TASK DETAILS> Lines containing the word "こももcafe" should be extracted in full.

MATERIAL FOR THIS EXERCISE>
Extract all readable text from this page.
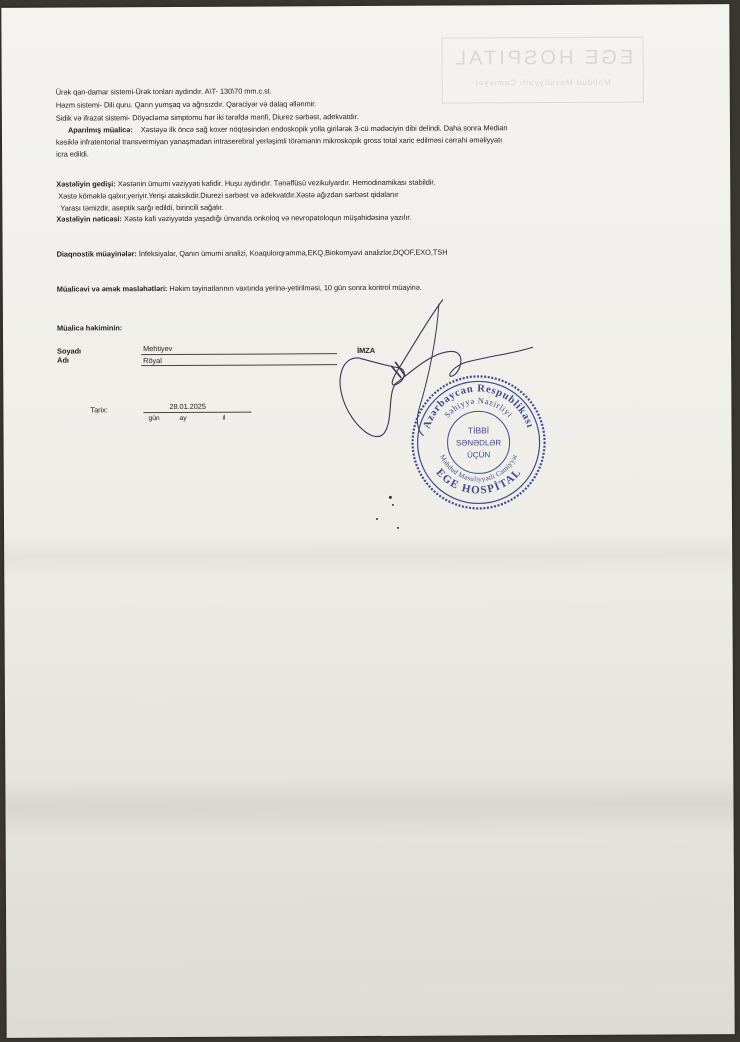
EGE HOSPITAL
Məhdud Məsuliyyətli Cəmiyyət
Ürək qan-damar sistemi-Ürək tonları aydındır. A\T- 130\70 mm.c.st.
Həzm sistemi- Dili quru. Qarın yumşaq və ağrısızdır. Qaraciyər və dalaq əllənmir.
Sidik və ifrazat sistemi- Döyəcləmə simptomu hər iki tərəfdə mənfi, Diurez sərbəst, adekvatdır.
Aparılmış müalicə: Xəstəyə ilk öncə sağ koxer nöqtəsindən endoskopik yolla girilərək 3-cü mədəciyin dibi delindi. Daha sonra Median
kəsiklə infratentorial transvermiyan yanaşmadan intraserebral yerləşimli törəmənin mikroskopik gross total xaric edilməsi cərrahi əməliyyatı
icra edildi.
Xəstəliyin gedişi: Xəstənin ümumi vəziyyəti kafidir. Huşu aydındır. Tənəffüsü vezikulyardır. Hemodinamikası stabildir.
Xəstə köməklə qalxır,yeriyir.Yerişi ataksikdir.Diurezi sərbəst və adekvatdır.Xəstə ağızdan sərbəst qidalanır
Yarası təmizdir, aseptik sarğı edildi, birincili sağalır.
Xəstəliyin nəticəsi: Xəstə kafi vəziyyətdə yaşadığı ünvanda onkoloq və nevropatoloqun müşahidəsinə yazılır.
Diaqnostik müayinələr: İnfeksiyalar, Qanın ümumi analizi, Koaqulorqramma,EKQ,Biokomyəvi analizlər,DQOF,EXO,TSH
Müalicəvi və əmək məsləhətləri: Həkim təyinatlarının vaxtında yerinə-yetirilməsi, 10 gün sonra kontrol müayinə.
Müalicə həkiminin:
Soyadı	Mehtiyev	İMZA
Adı	Röyal
Tarix:	28.01.2025
gün	ay	il
Azərbaycan Respublikası
Səhiyyə Nazirliyi
EGE HOSPİTAL
Məhdud Məsuliyyətli Cəmiyyət
TİBBİ
SƏNƏDLƏR
ÜÇÜN
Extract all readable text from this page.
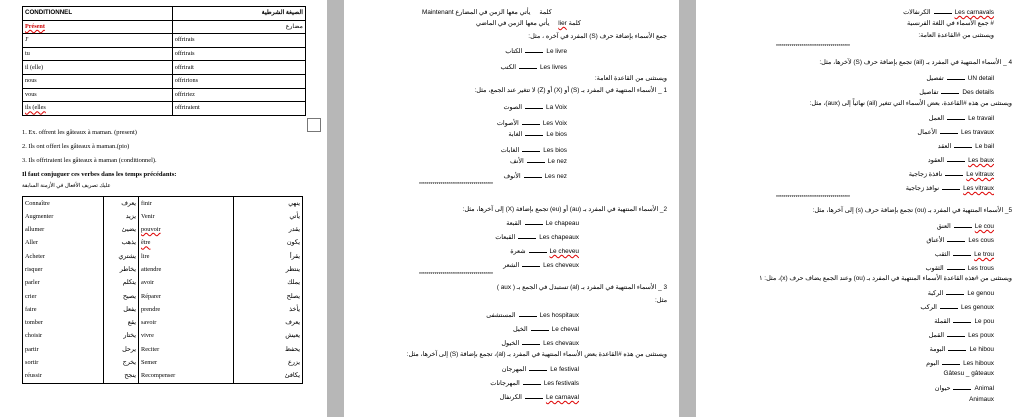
CONDITIONNEL	الصيغة الشرطية
Présent	مضارع
J'	offrirais
tu	offrirais
il (elle)	offrirait
nous	offririons
vous	offririez
ils (elles	offriraient
1. Ex. offrent les gâteaux à maman. (present)
2. Ils ont offert les gâteaux à maman.(pio)
3. Ils offriraient les gâteaux à maman (conditionnel).
Il faut conjuguer ces verbes dans les temps précédants:
عليك تصريف الأفعال في الأزمنة السابقة
Connaître	يعرف	finir	ينهي
Augmenter	يزيد	Venir	يأتي
allumer	يضيئ	pouvoir	يقدر
Aller	يذهب	être	يكون
Acheter	يشتري	lire	يقرأ
risquer	يخاطر	attendre	ينتظر
parler	يتكلم	avoir	يملك
crier	يصيح	Réparer	يصلح
faire	يفعل	prendre	يأخذ
tomber	يقع	savoir	يعرف
choisir	يختار	vivre	يعيش
partir	يرحل	Reciter	يحفظ
sortir	يخرج	Semer	يزرع
réussir	ينجح	Recompenser	يكافئ
Maintenant	كلمة     يأتي معها الزمن في المضارع
يأتي معها الزمن في الماضي lier كلمة
جمع الأسماء بإضافة حرف (S) المفرد في آخره ، مثل:
الكتاب	Le livre
الكتب	Les livres
ويستثنى من القاعدة العامة:
1 _ الأسماء المنتهية في المفرد بـ (S) أو (X) أو (Z) لا تتغير عند الجمع، مثل:
الصوت	La Voix
الأصوات	Les Voix
الغابة	Le bios
الغابات	Les bios
الأنف	Le nez
الأنوف	Les nez
**************************************
2_ الأسماء المنتهية في المفرد بـ (au) أو (eu) تجمع بإضافة (X) إلى آخرها، مثل:
القبعة	Le chapeau
القبعات	Les chapeaux
شعرة	Le cheveu
الشعر	Les cheveux
**************************************
3 _ الأسماء المنتهية في المفرد بـ (al) تستبدل في الجمع بـ ( aux )
مثل:
المستشفى	Les hospitaux
الخيل	Le cheval
الخيول	Les chevaux
ويستثنى من هذه #القاعدة بعض الأسماء المنتهية في المفرد بـ (al)، تجمع بإضافة (S) إلى آخرها، مثل:
المهرجان	Le festival
المهرجانات	Les festivals
الكرنفال	Le carnaval
الكرنفالات	Les carnavals
# جمع الأسماء في اللغة الفرنسية
ويستثنى من #القاعدة العامة:
**************************************
4 _ الأسماء المنتهية في المفرد بـ (ail) تجمع بإضافة حرف (S) لآخرها، مثل:
تفصيل	UN detail
تفاصيل	Des details
ويستثنى من هذه #القاعدة، بعض الأسماء التي تتغير (ail) نهائياً إلى (aux)، مثل:
العمل	Le travail
الأعمال	Les travaux
العقد	Le bail
العقود	Les baux
نافذة زجاجية	Le vitraux
نوافذ زجاجية	Les vitraux
**************************************
5_ الأسماء المنتهية في المفرد بـ (ou) تجمع بإضافة حرف (s) إلى آخرها، مثل:
العنق	Le cou
الأعناق	Les cous
الثقب	Le trou
الثقوب	Les trous
ويستثنى من #هذه القاعدة الأسماء المنتهية في المفرد بـ (ou) وعند الجمع يضاف حرف (x)، مثل: ١
الركبة	Le genou
الركب	Les genoux
القملة	Le pou
القمل	Les poux
البومة	Le hibou
البوم	Les hiboux
Gâtesu _ gâteaux
حيوان	Animal
Animaux
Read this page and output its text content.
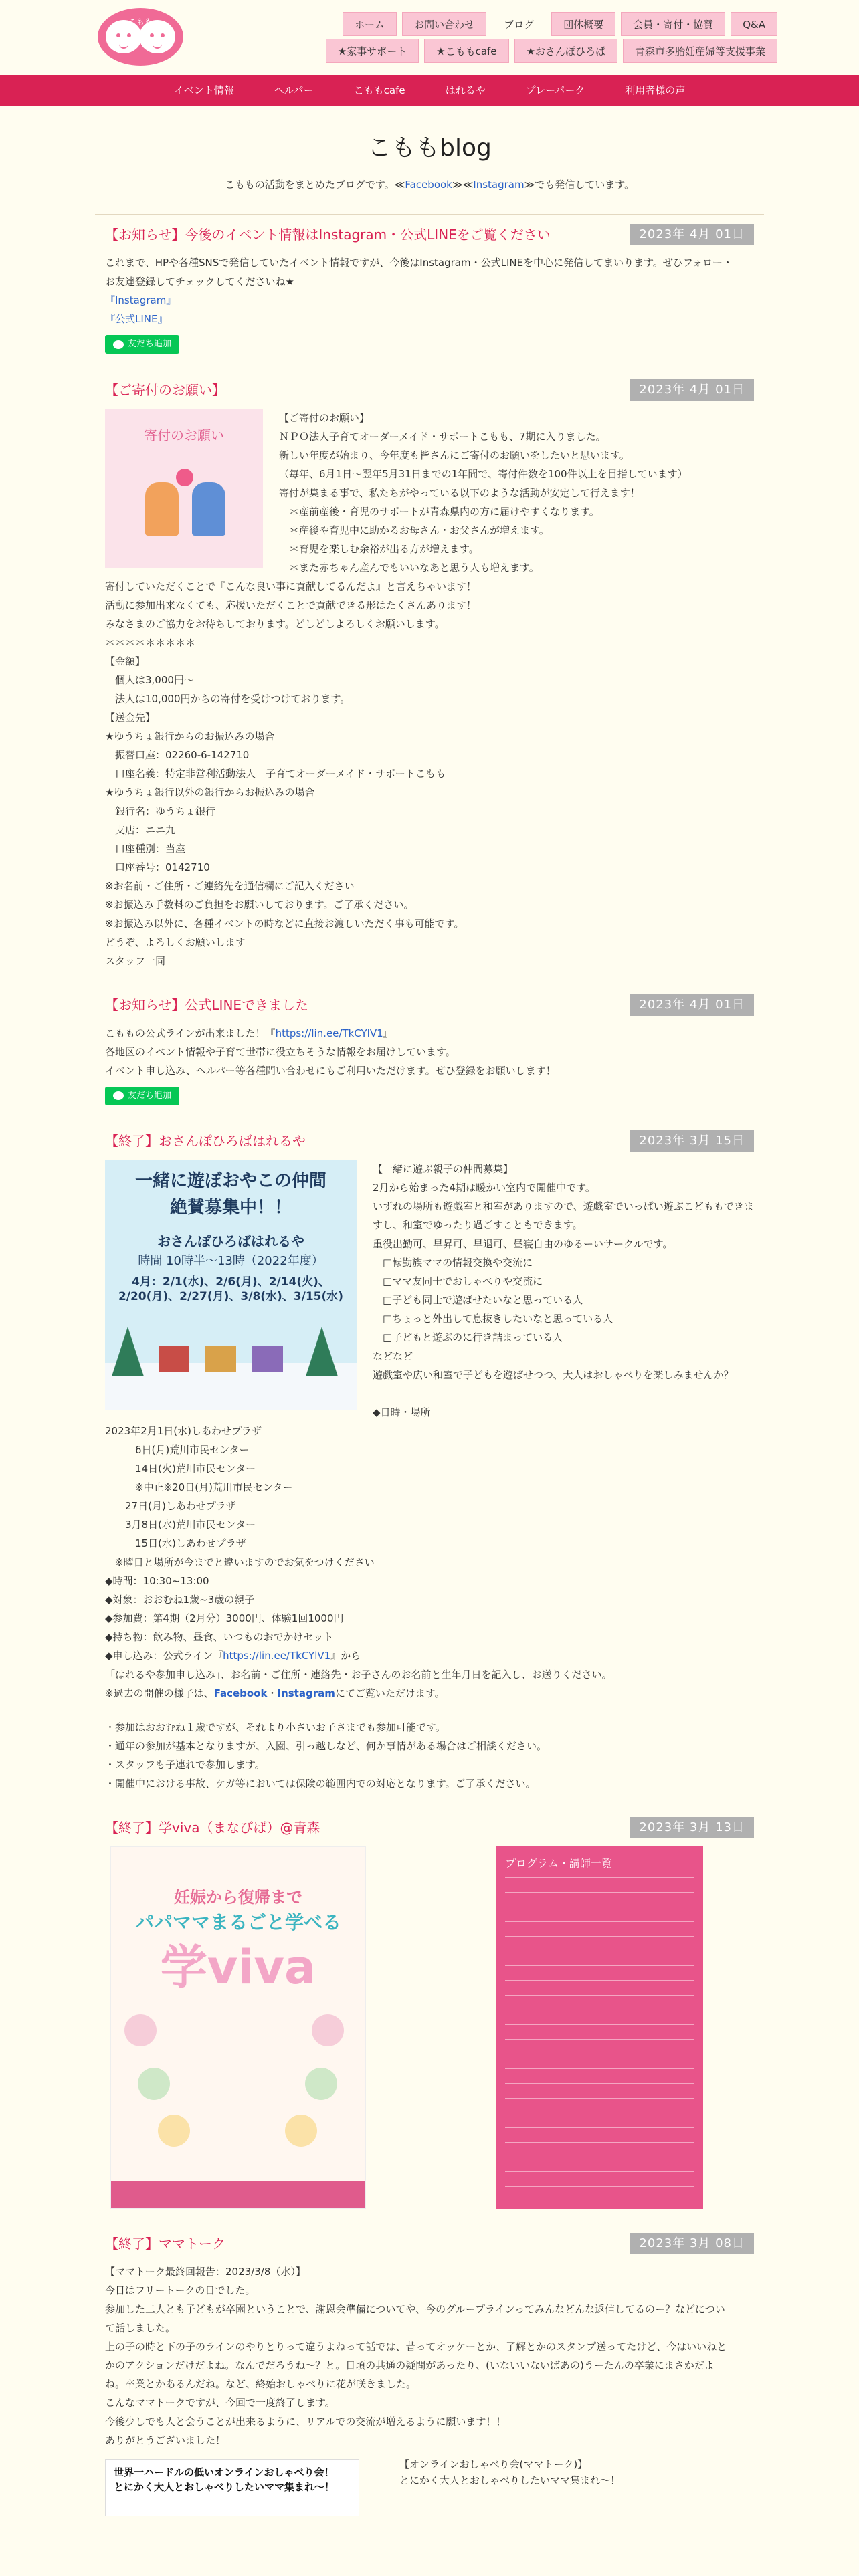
こもも	ホーム	お問い合わせ	ブログ	団体概要	会員・寄付・協賛	Q&A
★家事サポート	★こももcafe	★おさんぽひろば	青森市多胎妊産婦等支援事業
イベント情報	ヘルパー	こももcafe	はれるや	プレーパーク	利用者様の声
こももblog

こももの活動をまとめたブログです。≪Facebook≫≪Instagram≫でも発信しています。

【お知らせ】今後のイベント情報はInstagram・公式LINEをご覧ください	2023年 4月 01日
これまで、HPや各種SNSで発信していたイベント情報ですが、今後はInstagram・公式LINEを中心に発信してまいります。ぜひフォロー・
お友達登録してチェックしてくださいね★
『Instagram』
『公式LINE』
友だち追加
【ご寄付のお願い】	2023年 4月 01日
寄付のお願い
【ご寄付のお願い】
ＮＰＯ法人子育てオーダーメイド・サポートこもも、7期に入りました。
新しい年度が始まり、今年度も皆さんにご寄付のお願いをしたいと思います。
（毎年、6月1日～翌年5月31日までの1年間で、寄付件数を100件以上を目指しています）
寄付が集まる事で、私たちがやっている以下のような活動が安定して行えます！
　＊産前産後・育児のサポートが青森県内の方に届けやすくなります。
　＊産後や育児中に助かるお母さん・お父さんが増えます。
　＊育児を楽しむ余裕が出る方が増えます。
　＊また赤ちゃん産んでもいいなあと思う人も増えます。
寄付していただくことで『こんな良い事に貢献してるんだよ』と言えちゃいます！
活動に参加出来なくても、応援いただくことで貢献できる形はたくさんあります！
みなさまのご協力をお待ちしております。どしどしよろしくお願いします。
＊＊＊＊＊＊＊＊＊
【金額】
　個人は3,000円～
　法人は10,000円からの寄付を受けつけております。
【送金先】
★ゆうちょ銀行からのお振込みの場合
　振替口座：02260-6-142710
　口座名義：特定非営利活動法人　子育てオーダーメイド・サポートこもも
★ゆうちょ銀行以外の銀行からお振込みの場合
　銀行名：ゆうちょ銀行
　支店：ニニ九
　口座種別：当座
　口座番号：0142710
※お名前・ご住所・ご連絡先を通信欄にご記入ください
※お振込み手数料のご負担をお願いしております。ご了承ください。
※お振込み以外に、各種イベントの時などに直接お渡しいただく事も可能です。
どうぞ、よろしくお願いします
スタッフ一同
【お知らせ】公式LINEできました	2023年 4月 01日
こももの公式ラインが出来ました！『https://lin.ee/TkCYlV1』
各地区のイベント情報や子育て世帯に役立ちそうな情報をお届けしています。
イベント申し込み、ヘルパー等各種問い合わせにもご利用いただけます。ぜひ登録をお願いします！
友だち追加
【終了】おさんぽひろばはれるや	2023年 3月 15日
一緒に遊ぼおやこの仲間
絶賛募集中！！
おさんぽひろばはれるや
時間 10時半～13時（2022年度）
4月：2/1(水)、2/6(月)、2/14(火)、2/20(月)、2/27(月)、3/8(水)、3/15(水)
【一緒に遊ぶ親子の仲間募集】
2月から始まった4期は暖かい室内で開催中です。
いずれの場所も遊戯室と和室がありますので、遊戯室でいっぱい遊ぶこどももできま
すし、和室でゆったり過ごすこともできます。
重役出勤可、早昇可、早退可、昼寝自由のゆるーいサークルです。
　□転勤族ママの情報交換や交流に
　□ママ友同士でおしゃべりや交流に
　□子ども同士で遊ばせたいなと思っている人
　□ちょっと外出して息抜きしたいなと思っている人
　□子どもと遊ぶのに行き詰まっている人
などなど
遊戯室や広い和室で子どもを遊ばせつつ、大人はおしゃべりを楽しみませんか？

◆日時・場所
2023年2月1日(水)しあわせプラザ
　　　6日(月)荒川市民センター
　　　14日(火)荒川市民センター
　　　※中止※20日(月)荒川市民センター
　　27日(月)しあわせプラザ
　　3月8日(水)荒川市民センター
　　　15日(水)しあわせプラザ
　※曜日と場所が今までと違いますのでお気をつけください
◆時間：10:30~13:00
◆対象：おおむね1歳~3歳の親子
◆参加費：第4期（2月分）3000円、体験1回1000円
◆持ち物：飲み物、昼食、いつものおでかけセット
◆申し込み：公式ライン『https://lin.ee/TkCYlV1』から
「はれるや参加申し込み」、お名前・ご住所・連絡先・お子さんのお名前と生年月日を記入し、お送りください。
※過去の開催の様子は、Facebook・Instagramにてご覧いただけます。
・参加はおおむね１歳ですが、それより小さいお子さまでも参加可能です。
・通年の参加が基本となりますが、入園、引っ越しなど、何か事情がある場合はご相談ください。
・スタッフも子連れで参加します。
・開催中における事故、ケガ等においては保険の範囲内での対応となります。ご了承ください。
【終了】学viva（まなびば）@青森	2023年 3月 13日
妊娠から復帰まで
パパママまるごと学べる
学viva
プログラム・講師一覧
【終了】ママトーク	2023年 3月 08日
【ママトーク最終回報告：2023/3/8（水）】
今日はフリートークの日でした。
参加した二人とも子どもが卒園ということで、謝恩会準備についてや、今のグループラインってみんなどんな返信してるのー？などについ
て話しました。
上の子の時と下の子のラインのやりとりって違うよねって話では、昔ってオッケーとか、了解とかのスタンプ送ってたけど、今はいいねと
かのアクションだけだよね。なんでだろうね～？と。日頃の共通の疑問があったり、(いないいないばあの)うーたんの卒業にまさかだよ
ね。卒業とかあるんだね。など、終始おしゃべりに花が咲きました。
こんなママトークですが、今回で一度終了します。
今後少しでも人と会うことが出来るように、リアルでの交流が増えるように願います！！
ありがとうございました！
世界一ハードルの低いオンラインおしゃべり会！
とにかく大人とおしゃべりしたいママ集まれ～！
【オンラインおしゃべり会(ママトーク)】
とにかく大人とおしゃべりしたいママ集まれ～！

OUTPUT>
★家事サポート	★こももcafe	★おさんぽひろば	青森市多胎妊産婦等支援事業
イベント情報	ヘルパー	こももcafe	はれるや	プレーパーク	利用者様の声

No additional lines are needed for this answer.